Stored records:
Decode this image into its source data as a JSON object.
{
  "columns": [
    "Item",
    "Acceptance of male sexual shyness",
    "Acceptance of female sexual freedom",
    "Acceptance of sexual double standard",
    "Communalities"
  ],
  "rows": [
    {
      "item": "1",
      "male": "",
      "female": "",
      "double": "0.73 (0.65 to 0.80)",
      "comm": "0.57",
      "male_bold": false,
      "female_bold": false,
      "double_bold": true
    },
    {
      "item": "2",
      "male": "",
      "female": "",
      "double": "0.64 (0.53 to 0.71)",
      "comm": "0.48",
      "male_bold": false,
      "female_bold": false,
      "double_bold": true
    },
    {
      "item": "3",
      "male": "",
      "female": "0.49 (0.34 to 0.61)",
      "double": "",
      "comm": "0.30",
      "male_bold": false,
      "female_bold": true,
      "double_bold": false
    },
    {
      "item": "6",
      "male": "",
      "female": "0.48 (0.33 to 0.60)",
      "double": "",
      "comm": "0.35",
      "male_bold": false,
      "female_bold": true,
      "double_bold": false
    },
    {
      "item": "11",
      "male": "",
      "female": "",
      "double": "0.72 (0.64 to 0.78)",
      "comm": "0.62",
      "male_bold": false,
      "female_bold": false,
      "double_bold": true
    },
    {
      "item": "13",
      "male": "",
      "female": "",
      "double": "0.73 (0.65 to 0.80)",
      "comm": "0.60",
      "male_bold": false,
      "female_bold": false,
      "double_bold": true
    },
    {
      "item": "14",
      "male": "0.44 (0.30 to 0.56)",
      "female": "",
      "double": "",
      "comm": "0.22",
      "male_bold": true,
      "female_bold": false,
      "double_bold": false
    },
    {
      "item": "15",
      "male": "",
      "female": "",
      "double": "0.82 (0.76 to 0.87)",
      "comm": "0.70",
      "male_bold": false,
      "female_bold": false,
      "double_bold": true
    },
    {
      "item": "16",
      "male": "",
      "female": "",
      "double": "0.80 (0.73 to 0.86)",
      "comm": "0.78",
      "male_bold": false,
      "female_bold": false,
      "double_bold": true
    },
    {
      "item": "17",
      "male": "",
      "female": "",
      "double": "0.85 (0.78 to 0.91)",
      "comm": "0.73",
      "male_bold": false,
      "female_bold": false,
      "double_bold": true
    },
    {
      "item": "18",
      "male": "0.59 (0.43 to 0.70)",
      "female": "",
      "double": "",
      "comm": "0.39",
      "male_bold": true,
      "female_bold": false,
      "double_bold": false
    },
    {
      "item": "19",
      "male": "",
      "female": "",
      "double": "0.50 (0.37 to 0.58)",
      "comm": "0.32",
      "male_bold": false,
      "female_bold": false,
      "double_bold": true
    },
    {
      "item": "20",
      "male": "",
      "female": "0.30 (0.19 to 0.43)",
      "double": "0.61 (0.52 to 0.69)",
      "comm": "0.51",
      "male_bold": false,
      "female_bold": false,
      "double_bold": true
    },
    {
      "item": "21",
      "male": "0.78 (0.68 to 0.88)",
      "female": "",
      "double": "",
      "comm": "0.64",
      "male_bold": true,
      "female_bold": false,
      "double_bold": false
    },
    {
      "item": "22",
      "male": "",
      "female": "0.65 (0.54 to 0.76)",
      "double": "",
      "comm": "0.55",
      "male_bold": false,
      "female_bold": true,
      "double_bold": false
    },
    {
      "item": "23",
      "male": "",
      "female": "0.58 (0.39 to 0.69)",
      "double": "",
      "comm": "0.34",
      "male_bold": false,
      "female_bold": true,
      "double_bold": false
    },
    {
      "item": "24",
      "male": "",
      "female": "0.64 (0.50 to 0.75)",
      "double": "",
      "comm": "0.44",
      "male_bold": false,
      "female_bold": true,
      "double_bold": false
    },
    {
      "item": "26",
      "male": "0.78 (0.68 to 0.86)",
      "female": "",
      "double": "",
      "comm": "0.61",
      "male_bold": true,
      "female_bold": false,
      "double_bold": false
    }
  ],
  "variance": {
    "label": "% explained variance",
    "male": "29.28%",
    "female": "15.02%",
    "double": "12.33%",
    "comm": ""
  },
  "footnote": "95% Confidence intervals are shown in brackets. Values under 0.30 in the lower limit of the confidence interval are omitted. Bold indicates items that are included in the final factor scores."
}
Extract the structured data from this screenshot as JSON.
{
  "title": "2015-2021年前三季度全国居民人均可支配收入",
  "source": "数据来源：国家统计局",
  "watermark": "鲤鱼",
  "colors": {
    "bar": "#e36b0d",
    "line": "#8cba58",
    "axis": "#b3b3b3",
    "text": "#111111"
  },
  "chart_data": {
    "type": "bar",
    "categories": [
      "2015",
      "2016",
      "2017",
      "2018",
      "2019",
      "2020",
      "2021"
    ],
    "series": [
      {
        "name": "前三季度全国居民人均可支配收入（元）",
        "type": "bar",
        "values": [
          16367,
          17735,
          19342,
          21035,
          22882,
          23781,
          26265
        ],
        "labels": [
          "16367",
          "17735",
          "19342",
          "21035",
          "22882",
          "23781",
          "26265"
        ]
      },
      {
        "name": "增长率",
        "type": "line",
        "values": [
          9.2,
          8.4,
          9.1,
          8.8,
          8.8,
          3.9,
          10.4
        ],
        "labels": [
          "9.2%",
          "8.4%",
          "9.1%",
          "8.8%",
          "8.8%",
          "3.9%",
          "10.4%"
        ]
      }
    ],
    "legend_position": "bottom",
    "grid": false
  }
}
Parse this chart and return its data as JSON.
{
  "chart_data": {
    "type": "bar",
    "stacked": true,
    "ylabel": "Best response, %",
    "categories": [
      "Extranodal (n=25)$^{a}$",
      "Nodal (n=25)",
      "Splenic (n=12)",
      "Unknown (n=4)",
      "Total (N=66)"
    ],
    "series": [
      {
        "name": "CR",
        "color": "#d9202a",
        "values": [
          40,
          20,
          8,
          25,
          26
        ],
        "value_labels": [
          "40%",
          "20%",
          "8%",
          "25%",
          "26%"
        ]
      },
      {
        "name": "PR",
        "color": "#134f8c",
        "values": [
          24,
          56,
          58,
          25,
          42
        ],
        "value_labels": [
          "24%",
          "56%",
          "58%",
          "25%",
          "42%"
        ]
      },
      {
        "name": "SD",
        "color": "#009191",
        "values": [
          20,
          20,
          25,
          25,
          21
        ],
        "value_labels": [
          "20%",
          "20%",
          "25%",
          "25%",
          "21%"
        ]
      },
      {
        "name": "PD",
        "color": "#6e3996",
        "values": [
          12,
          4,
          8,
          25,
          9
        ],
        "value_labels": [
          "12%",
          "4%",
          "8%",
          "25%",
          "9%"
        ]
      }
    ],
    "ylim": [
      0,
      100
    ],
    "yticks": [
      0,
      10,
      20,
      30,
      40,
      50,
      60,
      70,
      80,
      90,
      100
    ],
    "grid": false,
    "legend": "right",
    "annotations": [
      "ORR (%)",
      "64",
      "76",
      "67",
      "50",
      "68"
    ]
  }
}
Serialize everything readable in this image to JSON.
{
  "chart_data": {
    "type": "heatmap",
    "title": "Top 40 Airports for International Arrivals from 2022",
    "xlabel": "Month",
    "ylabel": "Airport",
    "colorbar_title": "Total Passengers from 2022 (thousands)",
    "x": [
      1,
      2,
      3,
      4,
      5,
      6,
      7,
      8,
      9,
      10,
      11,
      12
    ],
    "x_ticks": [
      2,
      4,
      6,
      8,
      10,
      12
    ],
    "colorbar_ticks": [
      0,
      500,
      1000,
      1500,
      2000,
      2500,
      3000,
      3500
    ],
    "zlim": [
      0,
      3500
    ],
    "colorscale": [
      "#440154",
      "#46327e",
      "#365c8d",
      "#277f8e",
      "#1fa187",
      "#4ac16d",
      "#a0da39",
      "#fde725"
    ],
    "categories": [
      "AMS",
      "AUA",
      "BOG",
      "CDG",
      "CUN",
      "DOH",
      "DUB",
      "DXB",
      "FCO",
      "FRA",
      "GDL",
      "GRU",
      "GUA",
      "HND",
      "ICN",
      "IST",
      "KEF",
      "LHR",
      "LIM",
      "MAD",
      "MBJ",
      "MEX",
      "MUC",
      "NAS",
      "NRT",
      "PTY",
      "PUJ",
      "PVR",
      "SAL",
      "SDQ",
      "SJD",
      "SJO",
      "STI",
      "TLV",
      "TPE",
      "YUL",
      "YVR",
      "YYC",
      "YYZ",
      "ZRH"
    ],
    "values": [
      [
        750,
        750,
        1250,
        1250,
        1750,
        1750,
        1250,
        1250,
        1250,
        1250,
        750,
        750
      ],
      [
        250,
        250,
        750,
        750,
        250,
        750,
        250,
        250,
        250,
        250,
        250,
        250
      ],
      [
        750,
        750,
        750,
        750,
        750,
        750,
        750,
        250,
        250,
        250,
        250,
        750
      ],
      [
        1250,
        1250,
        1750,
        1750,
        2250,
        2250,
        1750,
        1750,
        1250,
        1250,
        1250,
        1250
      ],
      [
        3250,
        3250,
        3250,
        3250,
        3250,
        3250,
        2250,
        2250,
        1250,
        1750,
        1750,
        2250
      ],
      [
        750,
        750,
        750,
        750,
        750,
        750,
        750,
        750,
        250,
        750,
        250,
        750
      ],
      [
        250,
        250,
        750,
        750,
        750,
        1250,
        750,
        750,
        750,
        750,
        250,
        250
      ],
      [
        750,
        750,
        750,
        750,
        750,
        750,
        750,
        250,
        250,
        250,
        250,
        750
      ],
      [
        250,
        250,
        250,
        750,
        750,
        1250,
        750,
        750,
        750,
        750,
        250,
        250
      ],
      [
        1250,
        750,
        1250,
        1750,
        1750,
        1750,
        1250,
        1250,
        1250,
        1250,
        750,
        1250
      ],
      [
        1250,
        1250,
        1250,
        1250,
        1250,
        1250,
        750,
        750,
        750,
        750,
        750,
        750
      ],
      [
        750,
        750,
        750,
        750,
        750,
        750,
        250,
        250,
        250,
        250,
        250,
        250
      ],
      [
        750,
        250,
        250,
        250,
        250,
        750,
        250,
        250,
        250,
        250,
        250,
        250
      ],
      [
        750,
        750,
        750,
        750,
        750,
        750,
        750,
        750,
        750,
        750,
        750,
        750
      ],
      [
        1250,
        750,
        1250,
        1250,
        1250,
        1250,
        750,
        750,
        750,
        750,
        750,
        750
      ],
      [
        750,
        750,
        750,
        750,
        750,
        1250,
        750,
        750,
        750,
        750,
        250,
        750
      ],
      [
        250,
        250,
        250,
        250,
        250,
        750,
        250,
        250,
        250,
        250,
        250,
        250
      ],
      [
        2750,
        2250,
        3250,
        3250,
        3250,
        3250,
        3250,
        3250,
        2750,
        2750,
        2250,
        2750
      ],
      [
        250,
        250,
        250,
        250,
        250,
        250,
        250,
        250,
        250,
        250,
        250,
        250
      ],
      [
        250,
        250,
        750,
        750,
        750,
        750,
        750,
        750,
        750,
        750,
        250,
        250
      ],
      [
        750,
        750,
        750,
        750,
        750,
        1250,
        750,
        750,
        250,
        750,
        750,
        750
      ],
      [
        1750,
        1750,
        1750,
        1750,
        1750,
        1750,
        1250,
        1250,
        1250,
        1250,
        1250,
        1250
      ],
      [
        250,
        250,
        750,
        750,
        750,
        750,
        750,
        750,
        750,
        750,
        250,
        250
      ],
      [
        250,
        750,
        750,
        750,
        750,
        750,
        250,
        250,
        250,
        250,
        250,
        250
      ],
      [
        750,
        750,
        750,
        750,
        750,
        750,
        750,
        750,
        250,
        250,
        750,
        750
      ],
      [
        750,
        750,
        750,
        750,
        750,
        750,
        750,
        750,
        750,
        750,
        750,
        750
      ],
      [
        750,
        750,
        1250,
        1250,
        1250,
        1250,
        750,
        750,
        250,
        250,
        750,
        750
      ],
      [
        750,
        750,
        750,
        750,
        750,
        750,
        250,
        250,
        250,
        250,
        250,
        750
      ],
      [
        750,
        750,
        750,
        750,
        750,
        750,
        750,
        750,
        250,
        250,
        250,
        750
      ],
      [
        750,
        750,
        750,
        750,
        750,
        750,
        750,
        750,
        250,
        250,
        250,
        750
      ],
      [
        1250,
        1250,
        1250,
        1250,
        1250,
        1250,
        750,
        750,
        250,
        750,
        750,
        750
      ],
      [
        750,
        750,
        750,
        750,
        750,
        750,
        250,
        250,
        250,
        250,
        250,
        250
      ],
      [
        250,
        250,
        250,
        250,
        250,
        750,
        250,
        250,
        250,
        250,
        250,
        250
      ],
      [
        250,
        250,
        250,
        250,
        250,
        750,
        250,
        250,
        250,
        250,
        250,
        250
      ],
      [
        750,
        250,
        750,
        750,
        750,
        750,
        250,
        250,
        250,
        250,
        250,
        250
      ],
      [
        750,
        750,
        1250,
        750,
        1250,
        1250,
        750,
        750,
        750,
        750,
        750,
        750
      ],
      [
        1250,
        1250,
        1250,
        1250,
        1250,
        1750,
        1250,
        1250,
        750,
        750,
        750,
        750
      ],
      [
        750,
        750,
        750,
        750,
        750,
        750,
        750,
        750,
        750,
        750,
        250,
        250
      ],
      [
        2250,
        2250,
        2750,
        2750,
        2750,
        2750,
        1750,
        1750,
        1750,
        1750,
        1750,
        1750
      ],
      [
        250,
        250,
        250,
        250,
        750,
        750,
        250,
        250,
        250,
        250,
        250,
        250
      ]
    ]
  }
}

### EXERCISE DETAILS
Each line that has the word "variance" should be copied.

### WRITTEN REPLY
  "variance": {
    "label": "% explained variance",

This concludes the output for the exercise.